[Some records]
****************************************

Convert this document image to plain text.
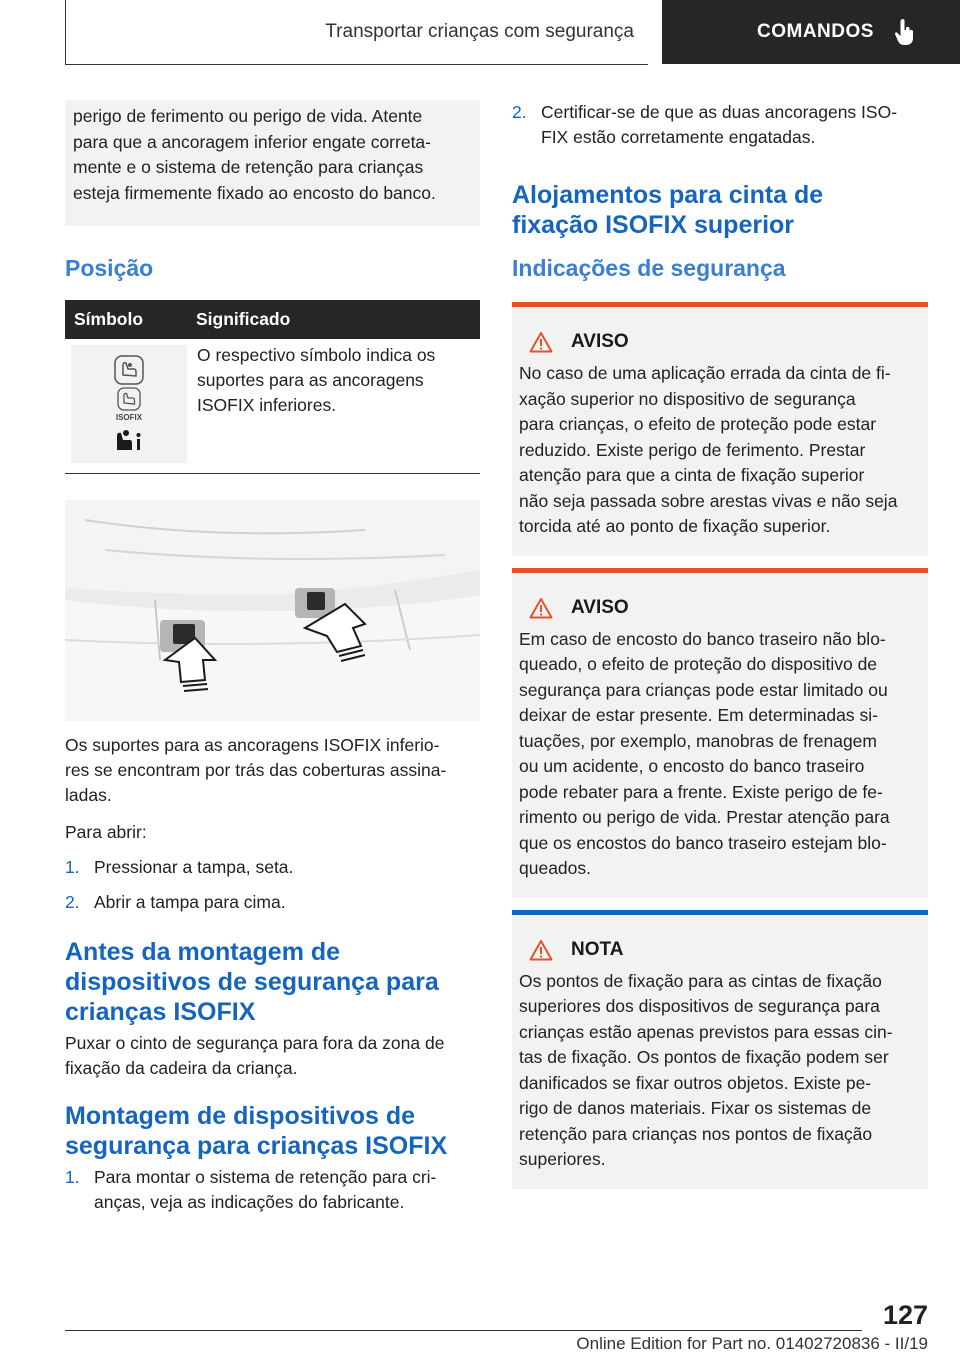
Transportar crianças com segurança	COMANDOS

perigo de ferimento ou perigo de vida. Atente

para que a ancoragem inferior engate correta‐

mente e o sistema de retenção para crianças

esteja firmemente fixado ao encosto do banco.

Posição
Símbolo	Significado
ISOFIX

O respectivo símbolo indica os

suportes para as ancoragens

ISOFIX inferiores.

Os suportes para as ancoragens ISOFIX inferio‐

res se encontram por trás das coberturas assina‐

ladas.

Para abrir:

1. Pressionar a tampa, seta.
2. Abrir a tampa para cima.
Antes da montagem de
dispositivos de segurança para
crianças ISOFIX

Puxar o cinto de segurança para fora da zona de

fixação da cadeira da criança.

Montagem de dispositivos de
segurança para crianças ISOFIX
1. Para montar o sistema de retenção para cri‐
anças, veja as indicações do fabricante.
2. Certificar-se de que as duas ancoragens ISO‐
FIX estão corretamente engatadas.
Alojamentos para cinta de
fixação ISOFIX superior
Indicações de segurança
AVISO

No caso de uma aplicação errada da cinta de fi‐

xação superior no dispositivo de segurança

para crianças, o efeito de proteção pode estar

reduzido. Existe perigo de ferimento. Prestar

atenção para que a cinta de fixação superior

não seja passada sobre arestas vivas e não seja

torcida até ao ponto de fixação superior.

AVISO

Em caso de encosto do banco traseiro não blo‐

queado, o efeito de proteção do dispositivo de

segurança para crianças pode estar limitado ou

deixar de estar presente. Em determinadas si‐

tuações, por exemplo, manobras de frenagem

ou um acidente, o encosto do banco traseiro

pode rebater para a frente. Existe perigo de fe‐

rimento ou perigo de vida. Prestar atenção para

que os encostos do banco traseiro estejam blo‐

queados.

NOTA

Os pontos de fixação para as cintas de fixação

superiores dos dispositivos de segurança para

crianças estão apenas previstos para essas cin‐

tas de fixação. Os pontos de fixação podem ser

danificados se fixar outros objetos. Existe pe‐

rigo de danos materiais. Fixar os sistemas de

retenção para crianças nos pontos de fixação

superiores.

127
Online Edition for Part no. 01402720836 - II/19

****************************************

- THE TASK:
Leave out the pictures and repeat everything else in the records exactly.

- PROBLEM SOLUTION:
Convert this document image to plain text.
Transportar crianças com segurança	COMANDOS

perigo de ferimento ou perigo de vida. Atente

para que a ancoragem inferior engate correta‐

mente e o sistema de retenção para crianças

esteja firmemente fixado ao encosto do banco.

Posição
Símbolo	Significado
ISOFIX

O respectivo símbolo indica os

suportes para as ancoragens

ISOFIX inferiores.

Os suportes para as ancoragens ISOFIX inferio‐

res se encontram por trás das coberturas assina‐

ladas.

Para abrir:

1. Pressionar a tampa, seta.
2. Abrir a tampa para cima.
Antes da montagem de
dispositivos de segurança para
crianças ISOFIX

Puxar o cinto de segurança para fora da zona de

fixação da cadeira da criança.

Montagem de dispositivos de
segurança para crianças ISOFIX
1. Para montar o sistema de retenção para cri‐
anças, veja as indicações do fabricante.
2. Certificar-se de que as duas ancoragens ISO‐
FIX estão corretamente engatadas.
Alojamentos para cinta de
fixação ISOFIX superior
Indicações de segurança
AVISO

No caso de uma aplicação errada da cinta de fi‐

xação superior no dispositivo de segurança

para crianças, o efeito de proteção pode estar

reduzido. Existe perigo de ferimento. Prestar

atenção para que a cinta de fixação superior

não seja passada sobre arestas vivas e não seja

torcida até ao ponto de fixação superior.

AVISO

Em caso de encosto do banco traseiro não blo‐

queado, o efeito de proteção do dispositivo de

segurança para crianças pode estar limitado ou

deixar de estar presente. Em determinadas si‐

tuações, por exemplo, manobras de frenagem

ou um acidente, o encosto do banco traseiro

pode rebater para a frente. Existe perigo de fe‐

rimento ou perigo de vida. Prestar atenção para

que os encostos do banco traseiro estejam blo‐

queados.

NOTA

Os pontos de fixação para as cintas de fixação

superiores dos dispositivos de segurança para

crianças estão apenas previstos para essas cin‐

tas de fixação. Os pontos de fixação podem ser

danificados se fixar outros objetos. Existe pe‐

rigo de danos materiais. Fixar os sistemas de

retenção para crianças nos pontos de fixação

superiores.

127
Online Edition for Part no. 01402720836 - II/19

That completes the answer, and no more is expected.